Given task:
Your task is to tally the lines of the listing containing the word "title" and report the figure alone.

═════ Input for this task ═════

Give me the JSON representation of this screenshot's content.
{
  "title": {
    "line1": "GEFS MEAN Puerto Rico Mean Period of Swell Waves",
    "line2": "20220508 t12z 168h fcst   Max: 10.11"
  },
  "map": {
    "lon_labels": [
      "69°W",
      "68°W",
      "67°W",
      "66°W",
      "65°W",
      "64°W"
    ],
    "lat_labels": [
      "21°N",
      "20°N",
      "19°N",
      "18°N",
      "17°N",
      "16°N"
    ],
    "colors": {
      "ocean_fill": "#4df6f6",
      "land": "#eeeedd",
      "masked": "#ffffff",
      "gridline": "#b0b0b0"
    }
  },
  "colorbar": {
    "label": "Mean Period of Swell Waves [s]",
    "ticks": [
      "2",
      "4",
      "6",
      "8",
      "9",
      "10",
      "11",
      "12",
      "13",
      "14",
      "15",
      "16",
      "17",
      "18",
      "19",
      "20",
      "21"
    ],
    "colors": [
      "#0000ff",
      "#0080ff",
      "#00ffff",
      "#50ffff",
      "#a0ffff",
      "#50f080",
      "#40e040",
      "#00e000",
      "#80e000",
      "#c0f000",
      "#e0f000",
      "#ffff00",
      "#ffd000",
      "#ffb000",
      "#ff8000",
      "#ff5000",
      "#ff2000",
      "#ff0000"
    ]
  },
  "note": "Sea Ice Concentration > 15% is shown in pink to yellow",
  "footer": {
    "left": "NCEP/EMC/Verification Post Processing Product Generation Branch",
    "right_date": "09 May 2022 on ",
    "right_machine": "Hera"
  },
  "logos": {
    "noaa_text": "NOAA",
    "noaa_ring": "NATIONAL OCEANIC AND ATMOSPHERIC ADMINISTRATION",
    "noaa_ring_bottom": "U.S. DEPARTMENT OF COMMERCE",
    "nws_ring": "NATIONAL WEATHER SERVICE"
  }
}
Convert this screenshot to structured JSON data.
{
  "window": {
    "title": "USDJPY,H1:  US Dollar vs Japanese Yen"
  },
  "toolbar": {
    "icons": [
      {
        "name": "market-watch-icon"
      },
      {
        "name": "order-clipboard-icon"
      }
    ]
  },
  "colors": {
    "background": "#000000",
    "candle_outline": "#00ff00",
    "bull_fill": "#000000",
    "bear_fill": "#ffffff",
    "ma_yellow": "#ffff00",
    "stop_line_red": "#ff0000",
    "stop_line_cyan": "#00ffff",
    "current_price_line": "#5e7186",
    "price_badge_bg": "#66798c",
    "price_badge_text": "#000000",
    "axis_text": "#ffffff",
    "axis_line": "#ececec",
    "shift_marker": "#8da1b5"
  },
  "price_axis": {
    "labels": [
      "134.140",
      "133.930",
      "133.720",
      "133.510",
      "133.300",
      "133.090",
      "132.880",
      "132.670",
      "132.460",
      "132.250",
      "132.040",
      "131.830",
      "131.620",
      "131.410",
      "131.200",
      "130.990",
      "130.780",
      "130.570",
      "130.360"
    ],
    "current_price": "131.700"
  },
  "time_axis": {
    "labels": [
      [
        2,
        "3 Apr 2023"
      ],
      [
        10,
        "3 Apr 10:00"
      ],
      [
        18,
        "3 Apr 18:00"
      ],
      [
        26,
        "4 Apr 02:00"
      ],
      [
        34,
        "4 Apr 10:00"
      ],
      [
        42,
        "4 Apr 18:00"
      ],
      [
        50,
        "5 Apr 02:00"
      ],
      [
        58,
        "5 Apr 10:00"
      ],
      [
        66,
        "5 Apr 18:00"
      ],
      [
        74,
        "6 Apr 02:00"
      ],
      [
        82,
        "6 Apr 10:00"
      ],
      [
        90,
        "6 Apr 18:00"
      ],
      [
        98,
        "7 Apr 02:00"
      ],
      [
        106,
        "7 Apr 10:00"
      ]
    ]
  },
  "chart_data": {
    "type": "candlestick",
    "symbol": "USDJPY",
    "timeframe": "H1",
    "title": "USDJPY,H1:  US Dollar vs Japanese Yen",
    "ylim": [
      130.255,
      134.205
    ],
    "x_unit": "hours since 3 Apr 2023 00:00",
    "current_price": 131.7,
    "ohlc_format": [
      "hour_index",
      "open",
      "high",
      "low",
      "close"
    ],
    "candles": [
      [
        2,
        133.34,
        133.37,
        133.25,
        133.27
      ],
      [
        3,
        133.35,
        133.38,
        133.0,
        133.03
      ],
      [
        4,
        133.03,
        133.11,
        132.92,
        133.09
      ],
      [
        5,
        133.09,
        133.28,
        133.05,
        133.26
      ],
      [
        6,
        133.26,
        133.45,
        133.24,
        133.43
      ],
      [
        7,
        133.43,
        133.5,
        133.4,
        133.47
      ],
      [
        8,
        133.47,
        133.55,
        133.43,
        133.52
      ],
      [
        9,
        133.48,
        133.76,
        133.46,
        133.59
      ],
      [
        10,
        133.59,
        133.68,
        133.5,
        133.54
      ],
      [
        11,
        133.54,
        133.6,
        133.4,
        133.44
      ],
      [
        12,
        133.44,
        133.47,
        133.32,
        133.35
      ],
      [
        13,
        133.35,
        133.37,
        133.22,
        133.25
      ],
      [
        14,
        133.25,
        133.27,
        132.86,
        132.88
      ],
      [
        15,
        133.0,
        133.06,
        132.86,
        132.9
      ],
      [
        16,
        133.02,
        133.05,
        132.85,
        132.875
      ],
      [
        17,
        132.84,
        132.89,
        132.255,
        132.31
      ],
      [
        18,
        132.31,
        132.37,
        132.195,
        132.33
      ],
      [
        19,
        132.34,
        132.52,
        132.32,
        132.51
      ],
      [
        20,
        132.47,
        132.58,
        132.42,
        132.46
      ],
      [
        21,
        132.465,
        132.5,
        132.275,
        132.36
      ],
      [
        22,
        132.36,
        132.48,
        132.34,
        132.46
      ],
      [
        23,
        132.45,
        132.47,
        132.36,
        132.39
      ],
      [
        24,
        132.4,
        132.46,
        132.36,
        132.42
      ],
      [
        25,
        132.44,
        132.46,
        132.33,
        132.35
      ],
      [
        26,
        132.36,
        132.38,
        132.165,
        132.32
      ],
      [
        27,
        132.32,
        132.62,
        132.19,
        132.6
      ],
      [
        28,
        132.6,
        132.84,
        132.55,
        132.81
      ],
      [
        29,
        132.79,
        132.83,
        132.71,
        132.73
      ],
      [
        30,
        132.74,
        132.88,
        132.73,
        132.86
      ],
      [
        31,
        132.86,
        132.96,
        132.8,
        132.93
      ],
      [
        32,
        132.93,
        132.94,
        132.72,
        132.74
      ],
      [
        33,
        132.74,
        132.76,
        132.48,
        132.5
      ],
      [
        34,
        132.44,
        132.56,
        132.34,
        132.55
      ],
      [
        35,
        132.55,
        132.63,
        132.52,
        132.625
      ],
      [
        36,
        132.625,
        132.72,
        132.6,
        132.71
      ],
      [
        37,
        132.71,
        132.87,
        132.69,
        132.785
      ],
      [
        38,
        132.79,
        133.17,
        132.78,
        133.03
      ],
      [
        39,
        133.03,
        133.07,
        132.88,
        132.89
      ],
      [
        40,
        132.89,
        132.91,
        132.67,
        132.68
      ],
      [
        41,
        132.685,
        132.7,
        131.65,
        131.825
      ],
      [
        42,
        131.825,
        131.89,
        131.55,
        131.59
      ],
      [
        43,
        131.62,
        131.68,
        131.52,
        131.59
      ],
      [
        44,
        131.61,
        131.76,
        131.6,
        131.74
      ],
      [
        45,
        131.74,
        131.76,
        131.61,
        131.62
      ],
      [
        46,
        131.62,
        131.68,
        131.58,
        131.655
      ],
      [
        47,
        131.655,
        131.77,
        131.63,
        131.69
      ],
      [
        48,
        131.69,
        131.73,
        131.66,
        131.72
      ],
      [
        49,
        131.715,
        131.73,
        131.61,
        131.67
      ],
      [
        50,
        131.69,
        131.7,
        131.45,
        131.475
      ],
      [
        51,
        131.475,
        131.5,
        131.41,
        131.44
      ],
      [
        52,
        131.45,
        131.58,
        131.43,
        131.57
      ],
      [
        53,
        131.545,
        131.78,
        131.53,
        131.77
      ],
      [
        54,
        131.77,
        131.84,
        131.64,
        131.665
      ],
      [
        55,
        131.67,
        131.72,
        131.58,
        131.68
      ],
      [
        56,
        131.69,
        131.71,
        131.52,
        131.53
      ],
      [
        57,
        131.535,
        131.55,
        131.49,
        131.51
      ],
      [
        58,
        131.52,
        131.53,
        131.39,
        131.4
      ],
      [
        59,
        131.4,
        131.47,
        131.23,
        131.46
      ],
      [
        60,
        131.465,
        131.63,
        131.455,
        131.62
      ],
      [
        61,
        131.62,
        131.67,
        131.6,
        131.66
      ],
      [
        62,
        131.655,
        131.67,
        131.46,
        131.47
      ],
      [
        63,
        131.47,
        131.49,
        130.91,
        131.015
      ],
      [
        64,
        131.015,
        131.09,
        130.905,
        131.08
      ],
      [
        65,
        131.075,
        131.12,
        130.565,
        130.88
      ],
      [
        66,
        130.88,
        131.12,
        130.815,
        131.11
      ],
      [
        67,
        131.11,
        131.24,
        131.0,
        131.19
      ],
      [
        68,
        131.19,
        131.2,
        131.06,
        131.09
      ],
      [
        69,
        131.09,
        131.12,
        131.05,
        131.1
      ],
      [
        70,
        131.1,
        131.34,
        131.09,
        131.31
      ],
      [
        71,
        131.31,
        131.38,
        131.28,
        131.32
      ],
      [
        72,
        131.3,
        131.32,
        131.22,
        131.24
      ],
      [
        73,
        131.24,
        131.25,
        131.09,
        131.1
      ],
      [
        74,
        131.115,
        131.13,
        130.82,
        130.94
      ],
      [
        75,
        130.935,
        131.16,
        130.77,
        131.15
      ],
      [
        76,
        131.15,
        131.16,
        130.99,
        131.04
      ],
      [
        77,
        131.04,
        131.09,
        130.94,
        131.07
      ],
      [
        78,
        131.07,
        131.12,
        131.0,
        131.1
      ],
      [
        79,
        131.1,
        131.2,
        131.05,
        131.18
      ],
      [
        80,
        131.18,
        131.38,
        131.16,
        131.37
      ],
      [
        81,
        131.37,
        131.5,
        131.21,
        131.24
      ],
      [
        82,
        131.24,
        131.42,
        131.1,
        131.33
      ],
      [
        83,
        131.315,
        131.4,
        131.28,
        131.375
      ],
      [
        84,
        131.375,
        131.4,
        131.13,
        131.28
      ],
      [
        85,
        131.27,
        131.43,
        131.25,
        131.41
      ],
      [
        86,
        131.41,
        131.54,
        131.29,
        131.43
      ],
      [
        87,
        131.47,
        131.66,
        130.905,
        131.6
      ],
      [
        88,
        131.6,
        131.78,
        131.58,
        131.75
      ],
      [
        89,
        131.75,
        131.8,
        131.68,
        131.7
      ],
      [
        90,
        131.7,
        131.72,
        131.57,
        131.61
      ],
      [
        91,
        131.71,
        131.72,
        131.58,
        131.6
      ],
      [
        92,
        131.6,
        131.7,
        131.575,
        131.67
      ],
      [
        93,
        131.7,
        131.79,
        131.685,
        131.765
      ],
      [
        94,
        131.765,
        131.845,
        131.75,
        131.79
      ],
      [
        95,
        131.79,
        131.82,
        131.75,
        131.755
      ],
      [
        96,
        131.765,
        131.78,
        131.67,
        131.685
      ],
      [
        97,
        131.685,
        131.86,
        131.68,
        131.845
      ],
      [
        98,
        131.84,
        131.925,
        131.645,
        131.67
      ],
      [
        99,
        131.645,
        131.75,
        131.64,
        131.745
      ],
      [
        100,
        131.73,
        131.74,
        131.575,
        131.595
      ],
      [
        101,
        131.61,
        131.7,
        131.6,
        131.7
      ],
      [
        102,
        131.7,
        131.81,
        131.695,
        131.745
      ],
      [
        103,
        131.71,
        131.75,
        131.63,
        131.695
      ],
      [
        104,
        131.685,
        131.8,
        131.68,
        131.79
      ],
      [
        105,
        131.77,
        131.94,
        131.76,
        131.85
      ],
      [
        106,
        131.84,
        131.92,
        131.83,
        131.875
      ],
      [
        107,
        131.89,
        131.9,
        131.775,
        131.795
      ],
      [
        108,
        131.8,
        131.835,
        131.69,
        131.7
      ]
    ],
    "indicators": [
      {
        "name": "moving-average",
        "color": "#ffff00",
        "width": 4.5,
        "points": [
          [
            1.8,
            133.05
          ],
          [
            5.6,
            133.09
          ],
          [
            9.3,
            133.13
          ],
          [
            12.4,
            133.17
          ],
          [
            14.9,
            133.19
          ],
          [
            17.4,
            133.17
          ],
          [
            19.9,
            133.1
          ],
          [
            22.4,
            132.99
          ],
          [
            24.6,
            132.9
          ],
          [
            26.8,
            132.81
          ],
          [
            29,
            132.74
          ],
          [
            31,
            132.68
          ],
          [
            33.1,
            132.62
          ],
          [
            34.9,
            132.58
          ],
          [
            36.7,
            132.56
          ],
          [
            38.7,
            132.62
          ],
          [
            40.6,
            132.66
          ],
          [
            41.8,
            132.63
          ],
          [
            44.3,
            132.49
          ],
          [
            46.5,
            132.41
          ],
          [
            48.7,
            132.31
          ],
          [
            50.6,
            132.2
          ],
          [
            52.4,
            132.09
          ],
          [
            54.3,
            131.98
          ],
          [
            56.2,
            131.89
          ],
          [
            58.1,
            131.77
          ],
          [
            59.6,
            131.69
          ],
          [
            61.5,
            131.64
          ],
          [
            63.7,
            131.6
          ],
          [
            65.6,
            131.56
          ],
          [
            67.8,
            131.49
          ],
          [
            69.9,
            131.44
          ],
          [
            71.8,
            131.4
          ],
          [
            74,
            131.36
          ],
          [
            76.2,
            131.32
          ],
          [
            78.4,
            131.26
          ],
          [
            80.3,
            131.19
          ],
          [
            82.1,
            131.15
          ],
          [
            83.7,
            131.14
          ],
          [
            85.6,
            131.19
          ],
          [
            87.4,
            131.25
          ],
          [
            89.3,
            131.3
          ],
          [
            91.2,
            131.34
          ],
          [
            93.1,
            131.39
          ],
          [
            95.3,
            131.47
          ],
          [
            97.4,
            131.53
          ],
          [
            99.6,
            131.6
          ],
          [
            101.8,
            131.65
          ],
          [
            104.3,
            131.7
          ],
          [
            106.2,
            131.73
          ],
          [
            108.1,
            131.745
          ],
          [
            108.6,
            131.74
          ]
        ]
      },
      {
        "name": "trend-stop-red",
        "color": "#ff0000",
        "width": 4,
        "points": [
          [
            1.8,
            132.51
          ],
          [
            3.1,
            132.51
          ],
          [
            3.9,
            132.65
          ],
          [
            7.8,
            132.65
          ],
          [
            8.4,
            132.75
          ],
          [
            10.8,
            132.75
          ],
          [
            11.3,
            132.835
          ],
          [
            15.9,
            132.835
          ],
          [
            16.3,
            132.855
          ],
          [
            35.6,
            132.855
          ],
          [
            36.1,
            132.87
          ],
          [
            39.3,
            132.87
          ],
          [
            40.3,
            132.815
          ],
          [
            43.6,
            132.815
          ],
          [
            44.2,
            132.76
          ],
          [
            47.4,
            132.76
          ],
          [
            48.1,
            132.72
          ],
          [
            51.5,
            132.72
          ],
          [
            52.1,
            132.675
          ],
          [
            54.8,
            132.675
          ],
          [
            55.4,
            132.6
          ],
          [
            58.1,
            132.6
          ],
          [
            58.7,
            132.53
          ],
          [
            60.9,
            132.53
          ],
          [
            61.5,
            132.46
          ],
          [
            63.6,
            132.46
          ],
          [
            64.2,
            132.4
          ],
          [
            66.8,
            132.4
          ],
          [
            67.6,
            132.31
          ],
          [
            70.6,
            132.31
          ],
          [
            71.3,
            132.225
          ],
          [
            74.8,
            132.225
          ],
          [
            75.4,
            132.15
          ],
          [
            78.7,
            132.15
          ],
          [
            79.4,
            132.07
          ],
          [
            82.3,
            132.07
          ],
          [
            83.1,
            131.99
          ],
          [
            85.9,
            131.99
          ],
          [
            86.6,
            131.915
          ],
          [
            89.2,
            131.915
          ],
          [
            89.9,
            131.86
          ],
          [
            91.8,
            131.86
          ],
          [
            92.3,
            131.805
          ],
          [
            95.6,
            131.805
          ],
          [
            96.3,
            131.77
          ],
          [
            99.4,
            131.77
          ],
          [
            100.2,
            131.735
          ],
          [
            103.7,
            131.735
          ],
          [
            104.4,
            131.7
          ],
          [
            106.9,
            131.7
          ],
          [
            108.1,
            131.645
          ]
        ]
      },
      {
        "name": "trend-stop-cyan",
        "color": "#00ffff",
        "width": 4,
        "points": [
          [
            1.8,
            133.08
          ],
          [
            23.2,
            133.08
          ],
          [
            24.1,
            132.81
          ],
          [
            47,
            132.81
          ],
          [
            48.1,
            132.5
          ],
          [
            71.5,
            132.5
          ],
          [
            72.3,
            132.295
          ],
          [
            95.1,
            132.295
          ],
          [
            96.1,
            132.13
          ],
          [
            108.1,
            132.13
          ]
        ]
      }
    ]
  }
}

═════

Solved problem:
3